GIVEN PROBLEM:
In the data below, locate each line with the word "truck" and list it.

Data entries:
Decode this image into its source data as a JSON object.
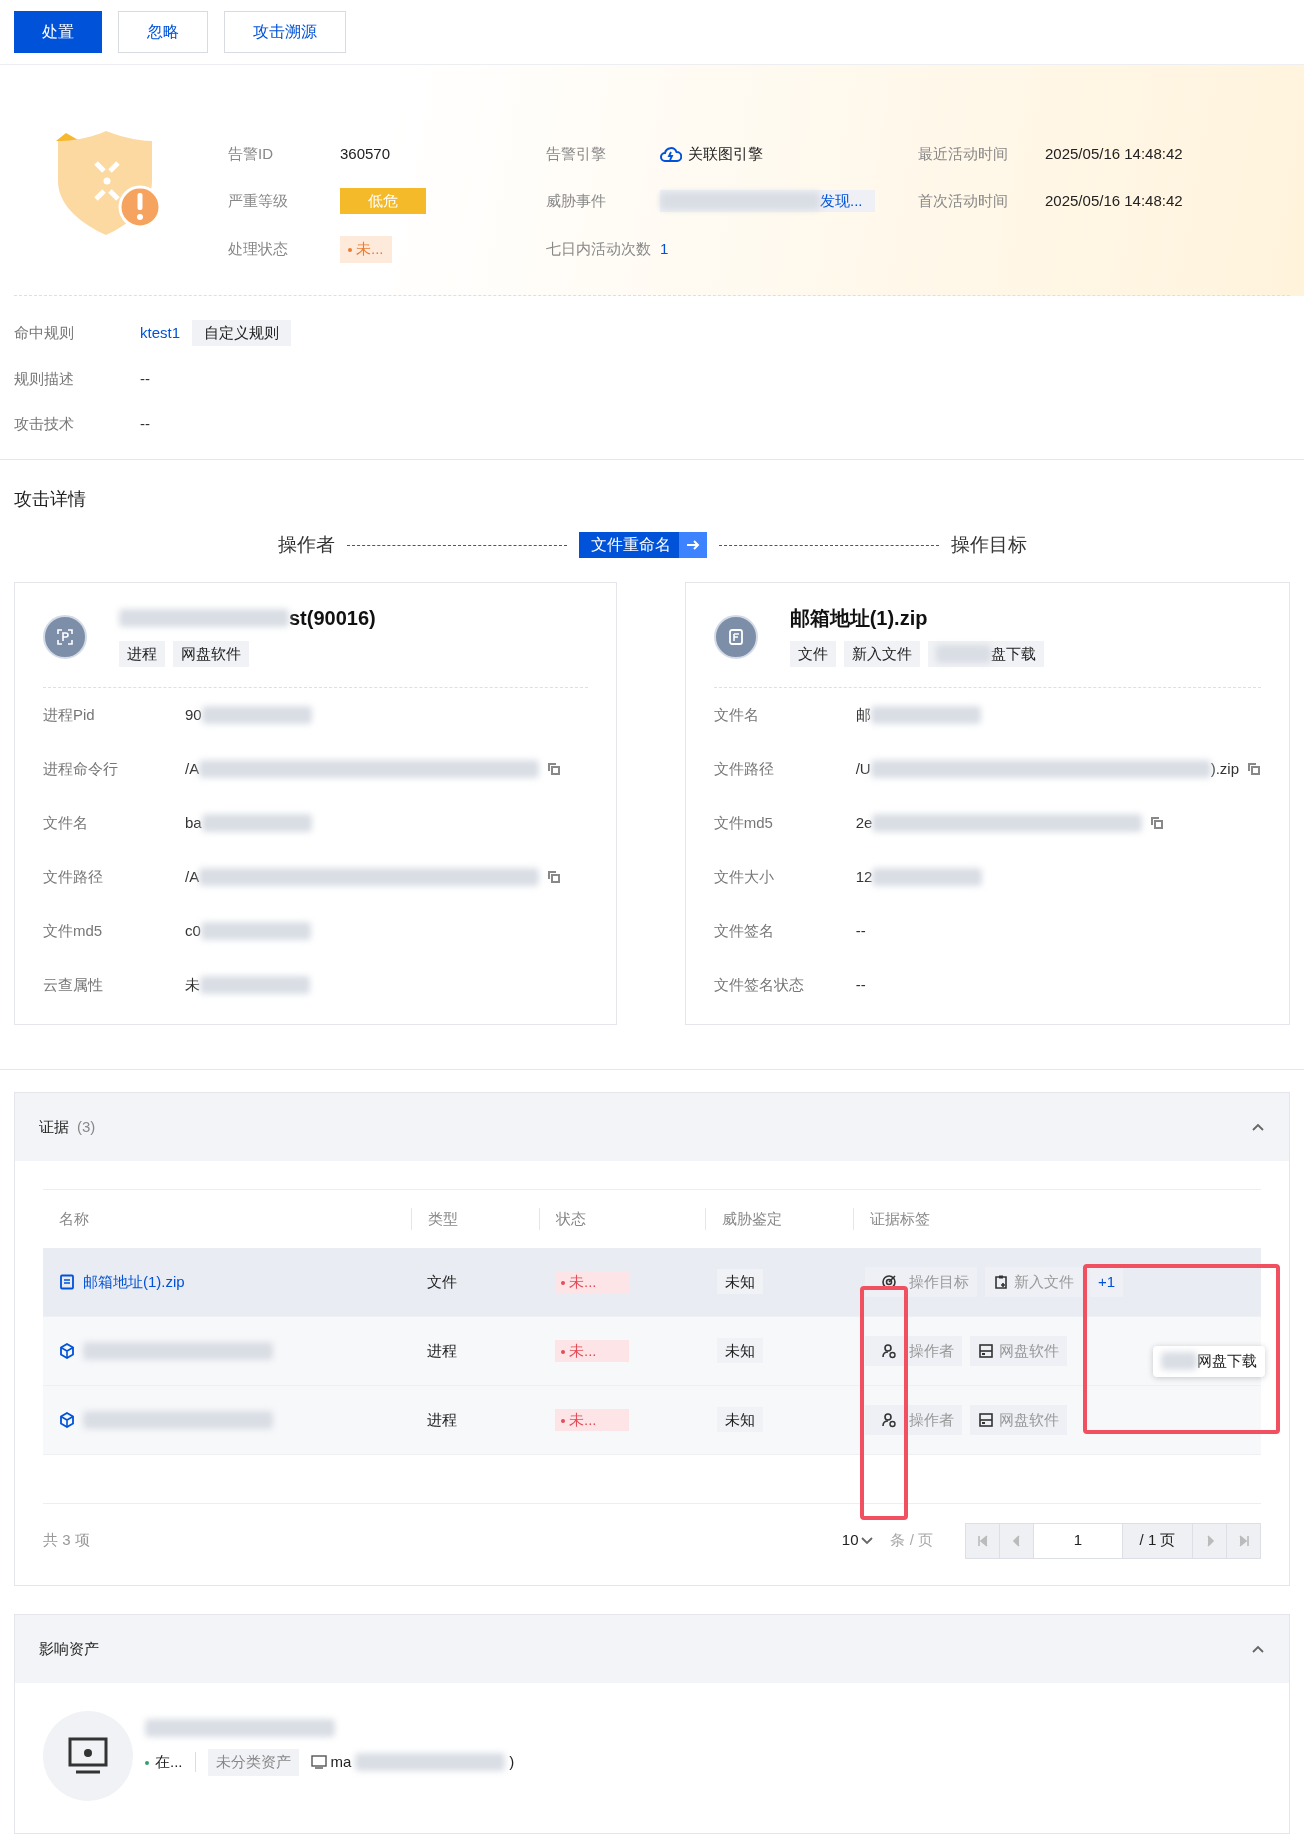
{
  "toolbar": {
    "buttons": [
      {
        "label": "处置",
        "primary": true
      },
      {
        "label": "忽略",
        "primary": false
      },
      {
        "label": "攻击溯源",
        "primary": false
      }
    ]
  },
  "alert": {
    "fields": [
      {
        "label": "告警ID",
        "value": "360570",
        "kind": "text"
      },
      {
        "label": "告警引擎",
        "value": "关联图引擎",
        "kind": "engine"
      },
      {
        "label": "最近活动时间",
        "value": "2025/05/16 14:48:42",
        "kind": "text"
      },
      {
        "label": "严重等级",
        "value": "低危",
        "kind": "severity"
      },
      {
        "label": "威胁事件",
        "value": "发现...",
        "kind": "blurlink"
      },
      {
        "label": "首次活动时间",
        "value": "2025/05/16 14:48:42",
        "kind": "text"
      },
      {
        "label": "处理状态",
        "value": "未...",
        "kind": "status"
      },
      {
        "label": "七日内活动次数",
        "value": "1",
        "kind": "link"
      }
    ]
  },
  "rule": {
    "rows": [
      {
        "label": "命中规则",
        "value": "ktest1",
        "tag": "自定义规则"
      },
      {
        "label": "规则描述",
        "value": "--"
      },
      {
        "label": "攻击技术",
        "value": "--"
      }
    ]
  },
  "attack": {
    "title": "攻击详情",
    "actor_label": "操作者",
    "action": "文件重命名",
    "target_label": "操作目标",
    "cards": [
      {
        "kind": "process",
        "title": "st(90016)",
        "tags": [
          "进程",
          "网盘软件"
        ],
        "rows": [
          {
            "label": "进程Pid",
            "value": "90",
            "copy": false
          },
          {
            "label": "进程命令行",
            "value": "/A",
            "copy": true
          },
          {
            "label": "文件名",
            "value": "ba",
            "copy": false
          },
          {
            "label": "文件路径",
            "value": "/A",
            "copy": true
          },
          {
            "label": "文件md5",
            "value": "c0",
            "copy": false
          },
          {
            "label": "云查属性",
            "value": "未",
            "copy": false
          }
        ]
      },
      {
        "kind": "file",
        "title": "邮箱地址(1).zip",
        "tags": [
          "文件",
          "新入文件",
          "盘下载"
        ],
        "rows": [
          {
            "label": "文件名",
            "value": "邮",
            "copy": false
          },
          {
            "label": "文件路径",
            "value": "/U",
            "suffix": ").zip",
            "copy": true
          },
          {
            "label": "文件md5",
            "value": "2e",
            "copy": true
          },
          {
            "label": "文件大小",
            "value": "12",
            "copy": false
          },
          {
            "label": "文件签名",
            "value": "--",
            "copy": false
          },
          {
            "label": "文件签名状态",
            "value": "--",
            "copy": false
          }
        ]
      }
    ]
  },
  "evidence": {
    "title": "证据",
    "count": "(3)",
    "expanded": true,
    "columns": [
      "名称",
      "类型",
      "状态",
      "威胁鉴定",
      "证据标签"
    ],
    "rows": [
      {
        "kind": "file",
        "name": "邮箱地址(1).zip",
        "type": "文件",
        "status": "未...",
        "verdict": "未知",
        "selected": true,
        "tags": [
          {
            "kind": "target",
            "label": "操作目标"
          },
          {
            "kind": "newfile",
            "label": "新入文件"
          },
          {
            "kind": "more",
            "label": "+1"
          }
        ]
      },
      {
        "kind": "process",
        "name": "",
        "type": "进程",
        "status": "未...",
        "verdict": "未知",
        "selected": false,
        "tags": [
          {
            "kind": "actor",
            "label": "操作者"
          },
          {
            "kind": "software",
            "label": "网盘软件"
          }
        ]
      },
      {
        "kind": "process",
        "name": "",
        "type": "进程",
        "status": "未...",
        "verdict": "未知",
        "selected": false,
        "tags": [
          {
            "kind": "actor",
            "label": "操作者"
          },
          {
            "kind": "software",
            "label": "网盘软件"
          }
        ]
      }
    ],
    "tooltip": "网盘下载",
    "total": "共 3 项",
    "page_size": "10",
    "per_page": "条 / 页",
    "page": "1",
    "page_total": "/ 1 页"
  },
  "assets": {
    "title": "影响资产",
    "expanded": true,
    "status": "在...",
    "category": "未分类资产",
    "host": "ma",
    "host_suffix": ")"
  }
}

==

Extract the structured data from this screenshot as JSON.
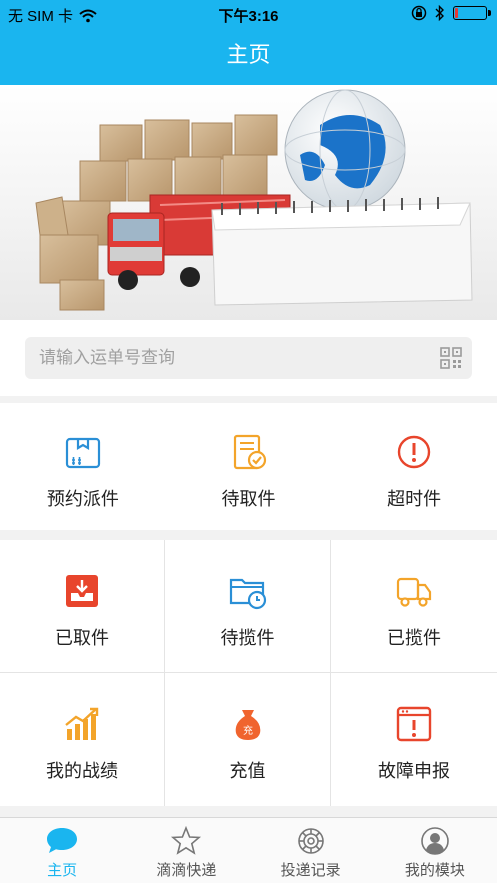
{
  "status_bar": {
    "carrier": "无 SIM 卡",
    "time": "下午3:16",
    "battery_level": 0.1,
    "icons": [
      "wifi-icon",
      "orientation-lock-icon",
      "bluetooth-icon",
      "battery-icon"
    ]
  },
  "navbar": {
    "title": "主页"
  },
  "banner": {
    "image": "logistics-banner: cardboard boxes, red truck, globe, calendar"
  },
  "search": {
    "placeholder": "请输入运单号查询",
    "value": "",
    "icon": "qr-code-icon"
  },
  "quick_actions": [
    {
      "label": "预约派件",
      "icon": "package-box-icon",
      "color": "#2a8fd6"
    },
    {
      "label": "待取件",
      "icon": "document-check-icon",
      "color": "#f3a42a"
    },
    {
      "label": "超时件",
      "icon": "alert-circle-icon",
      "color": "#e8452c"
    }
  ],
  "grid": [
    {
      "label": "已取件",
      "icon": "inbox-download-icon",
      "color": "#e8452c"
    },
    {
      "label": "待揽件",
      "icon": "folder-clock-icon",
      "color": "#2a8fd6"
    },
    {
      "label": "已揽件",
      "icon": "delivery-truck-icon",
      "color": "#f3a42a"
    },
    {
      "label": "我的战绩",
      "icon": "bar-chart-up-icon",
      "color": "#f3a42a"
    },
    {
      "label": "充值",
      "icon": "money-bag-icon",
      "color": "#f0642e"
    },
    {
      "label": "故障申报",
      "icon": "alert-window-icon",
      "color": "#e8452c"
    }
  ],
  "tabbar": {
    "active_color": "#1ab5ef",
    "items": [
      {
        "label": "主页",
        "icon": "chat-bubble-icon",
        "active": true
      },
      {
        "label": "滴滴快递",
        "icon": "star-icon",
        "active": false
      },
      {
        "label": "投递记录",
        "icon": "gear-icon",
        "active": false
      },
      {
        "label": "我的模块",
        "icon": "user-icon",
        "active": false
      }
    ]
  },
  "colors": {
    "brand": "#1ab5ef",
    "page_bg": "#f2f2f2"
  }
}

TASK OUTPUT:
    "image": "logistics-banner: cardboard boxes, red truck, globe, calendar"
      "icon": "delivery-truck-icon",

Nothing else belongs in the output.